• Task prompt: Search the material below for the string "average" and extract each line that has it.

• Supplied information:
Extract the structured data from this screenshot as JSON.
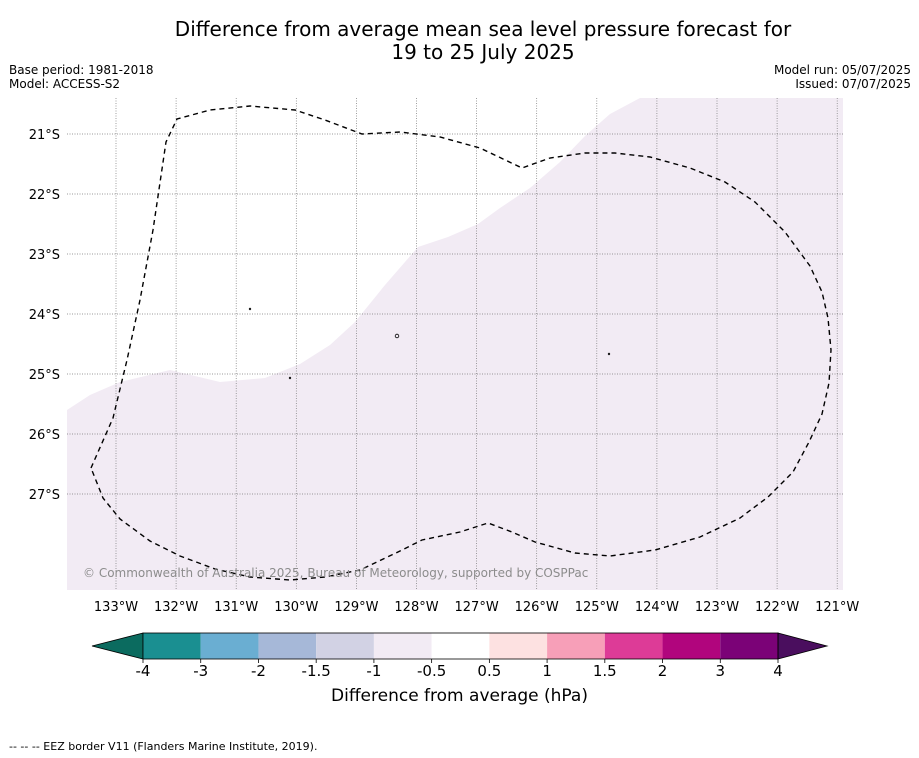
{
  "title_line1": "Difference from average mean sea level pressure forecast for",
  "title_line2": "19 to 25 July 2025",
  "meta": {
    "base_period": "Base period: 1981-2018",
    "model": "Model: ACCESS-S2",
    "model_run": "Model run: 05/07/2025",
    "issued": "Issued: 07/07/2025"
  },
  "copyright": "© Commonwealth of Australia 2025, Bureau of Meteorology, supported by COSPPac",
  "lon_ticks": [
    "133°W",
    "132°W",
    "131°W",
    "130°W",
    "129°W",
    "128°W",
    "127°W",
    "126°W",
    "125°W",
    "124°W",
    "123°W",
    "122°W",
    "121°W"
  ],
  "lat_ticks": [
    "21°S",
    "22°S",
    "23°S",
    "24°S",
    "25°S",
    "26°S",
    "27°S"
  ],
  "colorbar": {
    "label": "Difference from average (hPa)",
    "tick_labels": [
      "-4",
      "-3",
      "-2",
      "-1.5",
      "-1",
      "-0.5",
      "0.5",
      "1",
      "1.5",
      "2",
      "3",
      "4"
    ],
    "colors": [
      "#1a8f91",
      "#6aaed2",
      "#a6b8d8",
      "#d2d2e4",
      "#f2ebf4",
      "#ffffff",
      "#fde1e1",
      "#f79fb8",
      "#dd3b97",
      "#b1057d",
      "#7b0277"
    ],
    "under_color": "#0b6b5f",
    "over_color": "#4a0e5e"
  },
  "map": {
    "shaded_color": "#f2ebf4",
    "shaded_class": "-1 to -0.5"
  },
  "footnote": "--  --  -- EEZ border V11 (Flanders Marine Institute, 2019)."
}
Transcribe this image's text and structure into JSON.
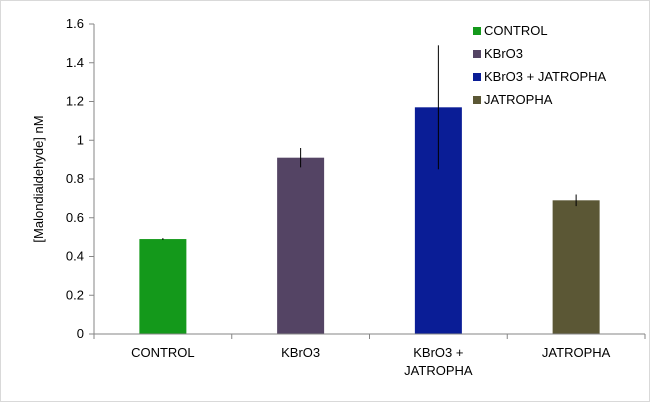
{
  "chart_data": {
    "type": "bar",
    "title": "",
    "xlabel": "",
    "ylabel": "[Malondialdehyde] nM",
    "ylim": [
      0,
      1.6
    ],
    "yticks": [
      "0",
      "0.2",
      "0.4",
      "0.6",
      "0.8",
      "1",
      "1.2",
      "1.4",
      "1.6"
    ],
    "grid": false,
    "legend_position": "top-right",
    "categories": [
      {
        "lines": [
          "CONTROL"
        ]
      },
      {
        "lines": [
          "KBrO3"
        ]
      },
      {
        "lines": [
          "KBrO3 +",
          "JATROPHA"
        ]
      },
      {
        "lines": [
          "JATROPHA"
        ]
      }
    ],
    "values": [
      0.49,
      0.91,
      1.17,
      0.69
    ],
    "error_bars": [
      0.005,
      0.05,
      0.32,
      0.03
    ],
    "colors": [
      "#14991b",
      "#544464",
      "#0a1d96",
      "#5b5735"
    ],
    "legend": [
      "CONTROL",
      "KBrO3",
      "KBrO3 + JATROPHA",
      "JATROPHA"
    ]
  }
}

• Answer to this task:
  "title_line1": "Difference from average mean sea level pressure forecast for",
    "label": "Difference from average (hPa)",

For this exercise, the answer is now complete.